State how many lines include "JSON", giving the number by itself.

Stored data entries
"""

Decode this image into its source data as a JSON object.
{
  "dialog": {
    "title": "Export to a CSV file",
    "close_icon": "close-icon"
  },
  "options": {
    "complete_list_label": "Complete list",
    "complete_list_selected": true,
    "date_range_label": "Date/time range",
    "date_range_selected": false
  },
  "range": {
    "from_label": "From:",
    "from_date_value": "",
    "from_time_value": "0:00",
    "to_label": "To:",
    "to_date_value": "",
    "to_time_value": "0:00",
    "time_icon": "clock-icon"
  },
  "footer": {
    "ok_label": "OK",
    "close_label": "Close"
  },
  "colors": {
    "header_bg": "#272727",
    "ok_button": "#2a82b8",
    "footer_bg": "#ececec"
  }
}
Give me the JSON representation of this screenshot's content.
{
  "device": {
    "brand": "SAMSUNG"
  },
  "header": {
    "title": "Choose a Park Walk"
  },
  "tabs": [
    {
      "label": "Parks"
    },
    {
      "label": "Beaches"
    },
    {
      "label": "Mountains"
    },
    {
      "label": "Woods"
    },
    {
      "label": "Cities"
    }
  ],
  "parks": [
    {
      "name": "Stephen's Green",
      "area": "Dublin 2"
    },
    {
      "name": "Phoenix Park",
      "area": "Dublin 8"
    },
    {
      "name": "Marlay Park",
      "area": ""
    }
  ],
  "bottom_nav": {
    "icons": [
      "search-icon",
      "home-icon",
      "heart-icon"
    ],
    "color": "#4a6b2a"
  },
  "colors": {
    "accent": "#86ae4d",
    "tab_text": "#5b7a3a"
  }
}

"""

Task solution
2